# Work to complete
Please repeat everything in the material from the line containing "List each element" down to the line containing "y-axis-label: Optical Density", including both of those lines. Leave the pictures out of your answer.

-- START Source material --

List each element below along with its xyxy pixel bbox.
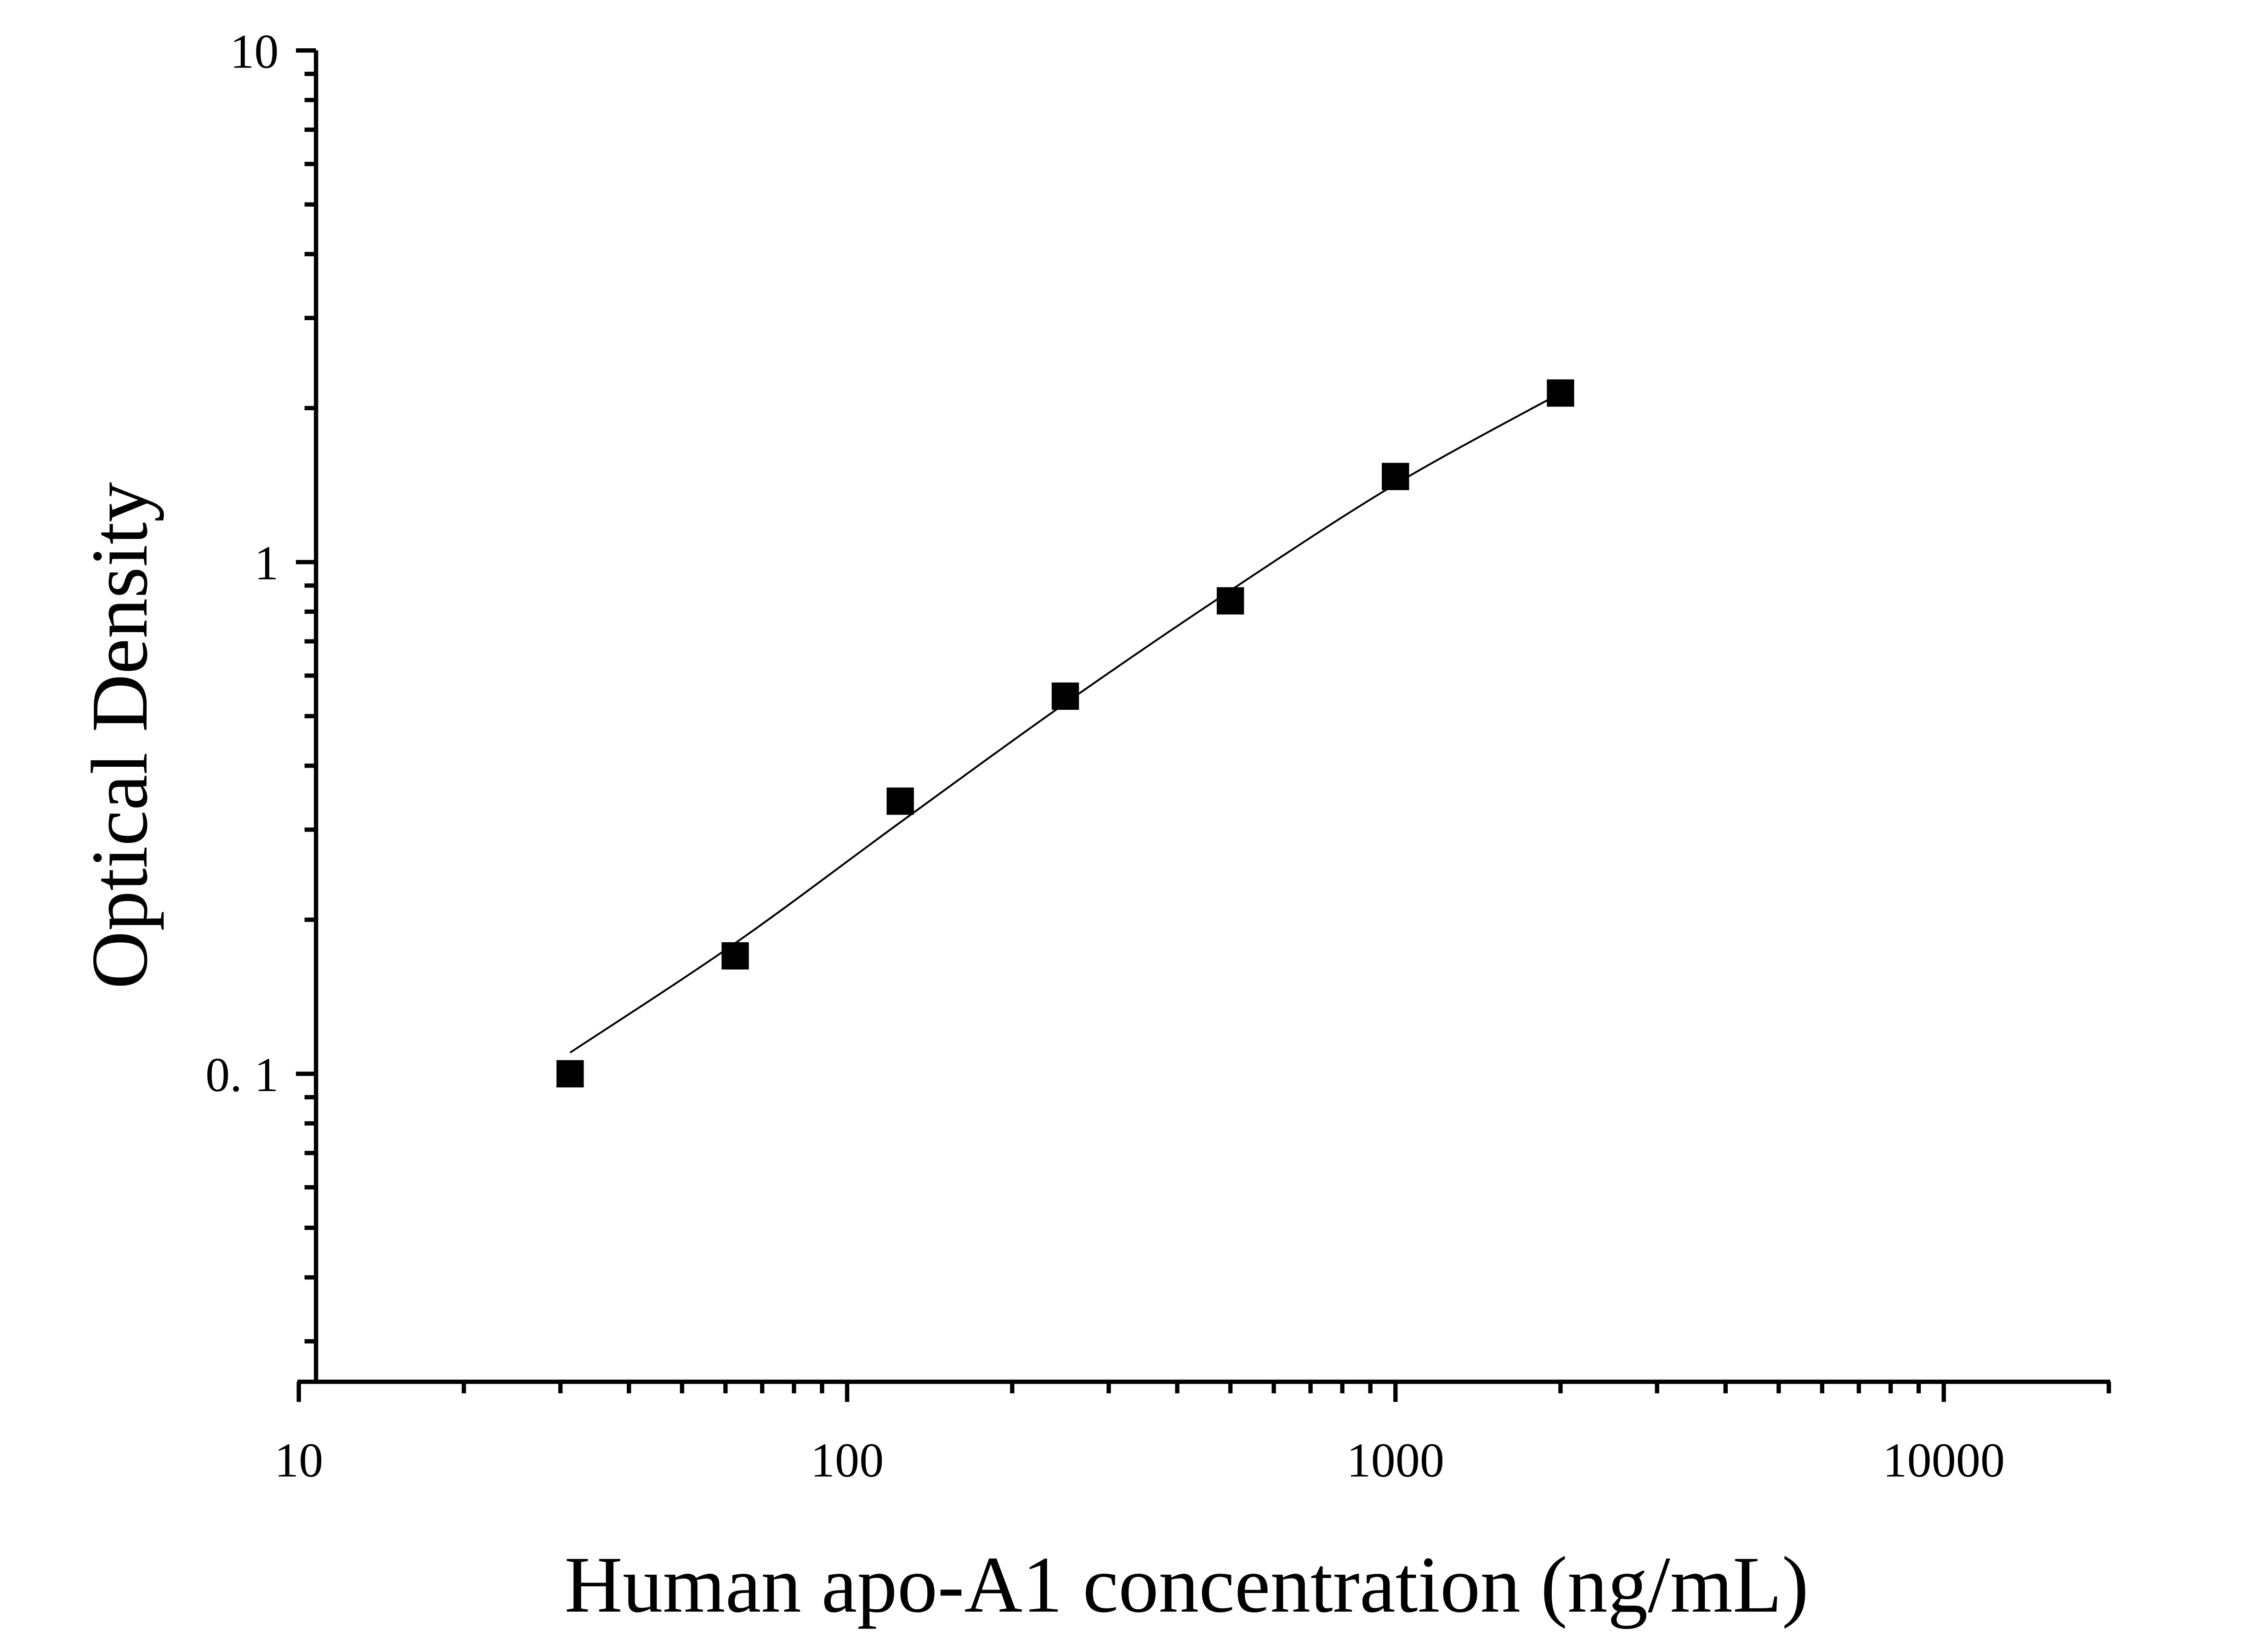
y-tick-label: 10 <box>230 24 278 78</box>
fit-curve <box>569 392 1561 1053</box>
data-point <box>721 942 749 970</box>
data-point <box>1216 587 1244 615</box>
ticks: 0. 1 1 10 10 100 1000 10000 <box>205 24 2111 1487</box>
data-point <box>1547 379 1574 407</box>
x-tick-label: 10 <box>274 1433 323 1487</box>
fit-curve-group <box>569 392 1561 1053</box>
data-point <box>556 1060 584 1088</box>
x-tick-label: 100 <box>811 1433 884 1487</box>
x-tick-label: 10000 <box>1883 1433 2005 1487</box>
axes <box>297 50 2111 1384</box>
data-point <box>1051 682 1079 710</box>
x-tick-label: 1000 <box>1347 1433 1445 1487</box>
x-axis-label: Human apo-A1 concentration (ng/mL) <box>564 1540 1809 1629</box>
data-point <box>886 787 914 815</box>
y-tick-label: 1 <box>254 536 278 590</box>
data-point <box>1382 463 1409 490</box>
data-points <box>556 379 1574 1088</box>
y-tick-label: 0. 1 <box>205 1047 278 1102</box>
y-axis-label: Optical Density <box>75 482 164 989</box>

-- END Source material --
-- START Source material --

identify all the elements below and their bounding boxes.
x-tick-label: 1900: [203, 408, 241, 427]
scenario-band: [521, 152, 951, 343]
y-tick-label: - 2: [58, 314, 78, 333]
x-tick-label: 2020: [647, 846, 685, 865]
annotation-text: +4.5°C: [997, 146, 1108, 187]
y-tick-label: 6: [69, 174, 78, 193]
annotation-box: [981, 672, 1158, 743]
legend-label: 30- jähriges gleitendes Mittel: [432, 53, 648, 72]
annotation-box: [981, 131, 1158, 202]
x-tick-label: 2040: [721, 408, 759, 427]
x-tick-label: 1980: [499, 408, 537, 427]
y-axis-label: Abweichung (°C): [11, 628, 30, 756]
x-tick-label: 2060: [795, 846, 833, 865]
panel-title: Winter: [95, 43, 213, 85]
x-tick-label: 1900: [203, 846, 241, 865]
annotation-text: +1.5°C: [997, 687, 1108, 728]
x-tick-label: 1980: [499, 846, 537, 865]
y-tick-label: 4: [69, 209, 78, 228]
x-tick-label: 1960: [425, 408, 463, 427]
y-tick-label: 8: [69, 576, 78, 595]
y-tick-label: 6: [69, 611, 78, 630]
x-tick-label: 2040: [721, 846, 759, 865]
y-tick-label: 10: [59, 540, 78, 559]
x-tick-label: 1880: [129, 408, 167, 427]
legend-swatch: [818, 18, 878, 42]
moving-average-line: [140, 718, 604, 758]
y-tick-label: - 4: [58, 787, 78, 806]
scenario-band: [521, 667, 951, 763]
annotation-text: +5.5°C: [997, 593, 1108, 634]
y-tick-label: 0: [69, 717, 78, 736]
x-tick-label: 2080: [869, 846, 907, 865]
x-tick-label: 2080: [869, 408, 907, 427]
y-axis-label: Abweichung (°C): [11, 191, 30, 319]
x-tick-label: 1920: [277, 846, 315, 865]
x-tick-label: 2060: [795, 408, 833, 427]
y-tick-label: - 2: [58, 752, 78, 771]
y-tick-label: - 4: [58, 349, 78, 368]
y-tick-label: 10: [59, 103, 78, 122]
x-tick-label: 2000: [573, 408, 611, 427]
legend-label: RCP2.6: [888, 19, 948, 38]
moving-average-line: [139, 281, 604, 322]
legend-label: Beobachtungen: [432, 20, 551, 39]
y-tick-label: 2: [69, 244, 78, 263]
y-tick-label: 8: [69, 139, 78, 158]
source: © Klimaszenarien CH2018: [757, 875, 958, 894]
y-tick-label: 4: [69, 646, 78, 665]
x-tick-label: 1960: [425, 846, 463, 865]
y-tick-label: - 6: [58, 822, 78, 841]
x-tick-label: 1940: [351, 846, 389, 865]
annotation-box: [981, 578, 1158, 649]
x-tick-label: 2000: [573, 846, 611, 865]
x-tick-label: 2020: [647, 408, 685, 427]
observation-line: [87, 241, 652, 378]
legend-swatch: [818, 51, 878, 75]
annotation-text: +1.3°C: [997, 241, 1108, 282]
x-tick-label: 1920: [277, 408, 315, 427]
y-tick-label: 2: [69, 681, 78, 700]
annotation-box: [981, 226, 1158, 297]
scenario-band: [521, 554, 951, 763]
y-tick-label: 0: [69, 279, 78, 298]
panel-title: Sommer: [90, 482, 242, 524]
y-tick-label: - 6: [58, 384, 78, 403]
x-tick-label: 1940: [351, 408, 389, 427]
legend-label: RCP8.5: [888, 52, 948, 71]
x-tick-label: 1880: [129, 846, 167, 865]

-- END Source material --
-- START Source material --

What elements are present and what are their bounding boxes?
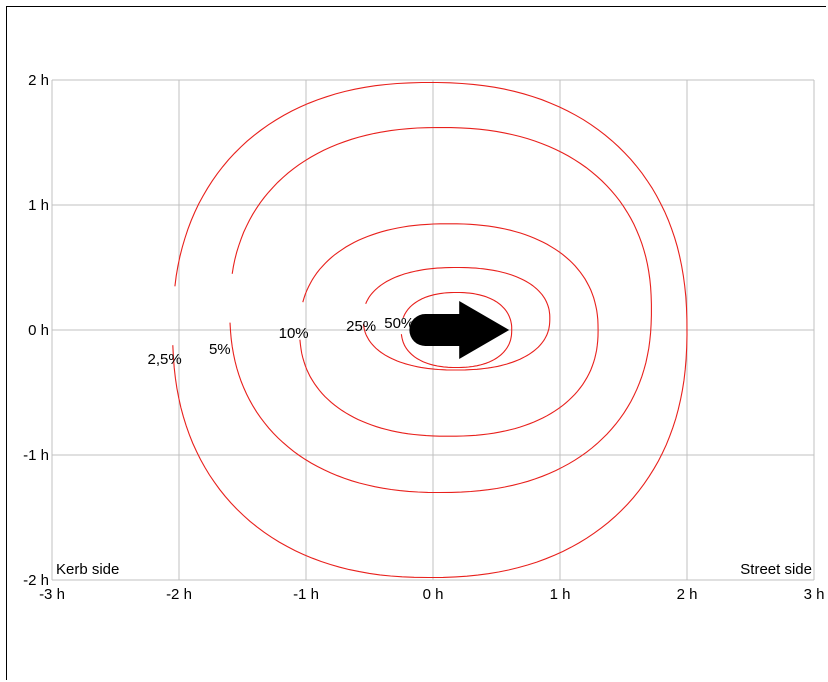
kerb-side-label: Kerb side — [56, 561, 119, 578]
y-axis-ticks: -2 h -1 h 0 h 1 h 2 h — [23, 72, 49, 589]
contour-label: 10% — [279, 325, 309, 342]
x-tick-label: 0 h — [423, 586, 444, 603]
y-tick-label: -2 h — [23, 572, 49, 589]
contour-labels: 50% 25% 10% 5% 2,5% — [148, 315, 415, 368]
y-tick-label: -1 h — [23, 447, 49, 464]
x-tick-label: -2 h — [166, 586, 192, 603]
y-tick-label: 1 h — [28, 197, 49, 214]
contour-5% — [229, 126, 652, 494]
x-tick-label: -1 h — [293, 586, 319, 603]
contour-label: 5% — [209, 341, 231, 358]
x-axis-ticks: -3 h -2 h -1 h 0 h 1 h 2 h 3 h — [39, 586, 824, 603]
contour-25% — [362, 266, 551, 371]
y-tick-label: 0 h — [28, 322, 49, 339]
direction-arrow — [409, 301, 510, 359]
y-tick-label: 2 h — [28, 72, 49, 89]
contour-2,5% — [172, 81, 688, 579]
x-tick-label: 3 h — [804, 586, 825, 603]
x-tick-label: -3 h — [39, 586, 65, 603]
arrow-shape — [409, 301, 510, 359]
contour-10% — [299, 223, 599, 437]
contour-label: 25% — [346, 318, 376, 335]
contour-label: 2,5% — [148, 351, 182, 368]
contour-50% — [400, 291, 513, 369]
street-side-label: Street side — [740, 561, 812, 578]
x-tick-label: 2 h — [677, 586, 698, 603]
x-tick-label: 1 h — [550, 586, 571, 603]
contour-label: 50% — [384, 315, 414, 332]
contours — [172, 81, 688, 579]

-- END Source material --

# Answer in full
List each element below along with its xyxy pixel bbox.
y-tick-label: 10 <box>230 24 278 78</box>
fit-curve <box>569 392 1561 1053</box>
data-point <box>721 942 749 970</box>
data-point <box>1216 587 1244 615</box>
ticks: 0. 1 1 10 10 100 1000 10000 <box>205 24 2111 1487</box>
data-point <box>1547 379 1574 407</box>
x-tick-label: 10 <box>274 1433 323 1487</box>
fit-curve-group <box>569 392 1561 1053</box>
data-point <box>556 1060 584 1088</box>
x-tick-label: 100 <box>811 1433 884 1487</box>
x-tick-label: 10000 <box>1883 1433 2005 1487</box>
axes <box>297 50 2111 1384</box>
data-point <box>1051 682 1079 710</box>
x-tick-label: 1000 <box>1347 1433 1445 1487</box>
x-axis-label: Human apo-A1 concentration (ng/mL) <box>564 1540 1809 1629</box>
data-point <box>886 787 914 815</box>
y-tick-label: 1 <box>254 536 278 590</box>
data-point <box>1382 463 1409 490</box>
data-points <box>556 379 1574 1088</box>
y-tick-label: 0. 1 <box>205 1047 278 1102</box>
y-axis-label: Optical Density <box>75 482 164 989</box>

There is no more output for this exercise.